╔══
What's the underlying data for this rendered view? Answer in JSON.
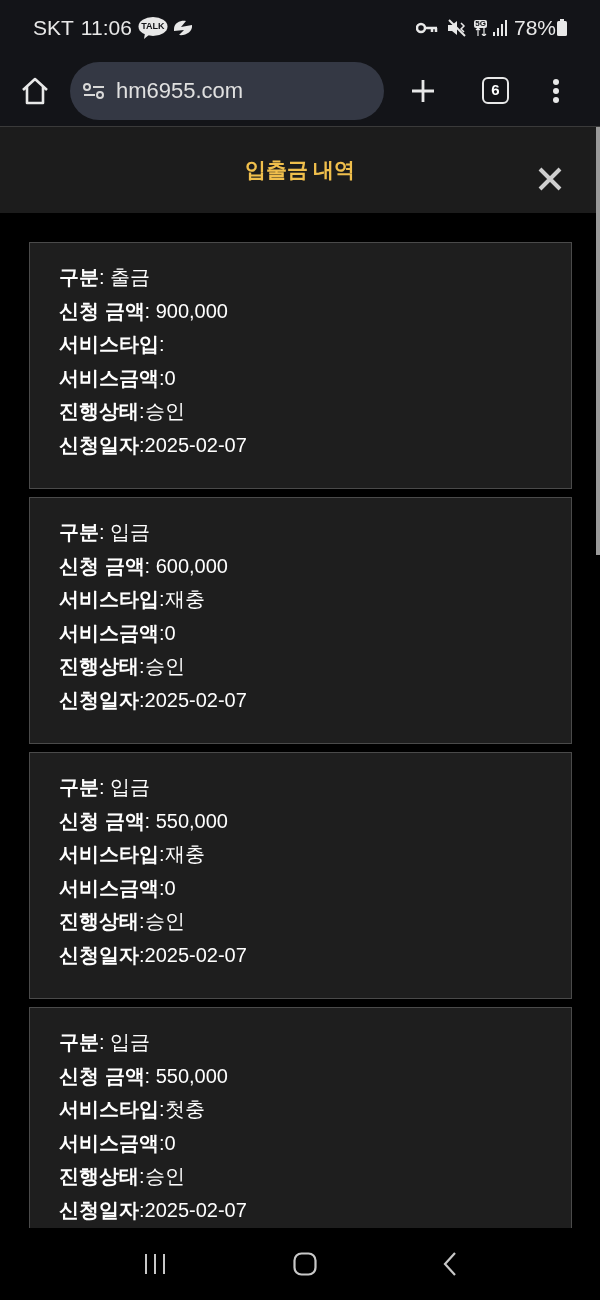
{
  "status_bar": {
    "carrier": "SKT",
    "time": "11:06",
    "talk_badge": "TALK",
    "network": "5G",
    "battery": "78%"
  },
  "browser": {
    "url": "hm6955.com",
    "tab_count": "6"
  },
  "dialog": {
    "title": "입출금 내역",
    "records": [
      {
        "lines": [
          "**구분**: 출금",
          "**신청 금액**: 900,000",
          "**서비스타입**:",
          "**서비스금액**:0",
          "**진행상태**:승인",
          "**신청일자**:2025-02-07"
        ]
      },
      {
        "lines": [
          "**구분**: 입금",
          "**신청 금액**: 600,000",
          "**서비스타입**:재충",
          "**서비스금액**:0",
          "**진행상태**:승인",
          "**신청일자**:2025-02-07"
        ]
      },
      {
        "lines": [
          "**구분**: 입금",
          "**신청 금액**: 550,000",
          "**서비스타입**:재충",
          "**서비스금액**:0",
          "**진행상태**:승인",
          "**신청일자**:2025-02-07"
        ]
      },
      {
        "lines": [
          "**구분**: 입금",
          "**신청 금액**: 550,000",
          "**서비스타입**:첫충",
          "**서비스금액**:0",
          "**진행상태**:승인",
          "**신청일자**:2025-02-07"
        ]
      }
    ]
  }
}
╚══
▶ [WHAT IS BEING ASKED]:
Transcribe the whole listing exactly. Pictures stay out of your copy.

▶ [COMPLETE RESPONSE]:
What's the underlying data for this rendered view? Answer in JSON.
{
  "status_bar": {
    "carrier": "SKT",
    "time": "11:06",
    "talk_badge": "TALK",
    "network": "5G",
    "battery": "78%"
  },
  "browser": {
    "url": "hm6955.com",
    "tab_count": "6"
  },
  "dialog": {
    "title": "입출금 내역",
    "records": [
      {
        "lines": [
          "**구분**: 출금",
          "**신청 금액**: 900,000",
          "**서비스타입**:",
          "**서비스금액**:0",
          "**진행상태**:승인",
          "**신청일자**:2025-02-07"
        ]
      },
      {
        "lines": [
          "**구분**: 입금",
          "**신청 금액**: 600,000",
          "**서비스타입**:재충",
          "**서비스금액**:0",
          "**진행상태**:승인",
          "**신청일자**:2025-02-07"
        ]
      },
      {
        "lines": [
          "**구분**: 입금",
          "**신청 금액**: 550,000",
          "**서비스타입**:재충",
          "**서비스금액**:0",
          "**진행상태**:승인",
          "**신청일자**:2025-02-07"
        ]
      },
      {
        "lines": [
          "**구분**: 입금",
          "**신청 금액**: 550,000",
          "**서비스타입**:첫충",
          "**서비스금액**:0",
          "**진행상태**:승인",
          "**신청일자**:2025-02-07"
        ]
      }
    ]
  }
}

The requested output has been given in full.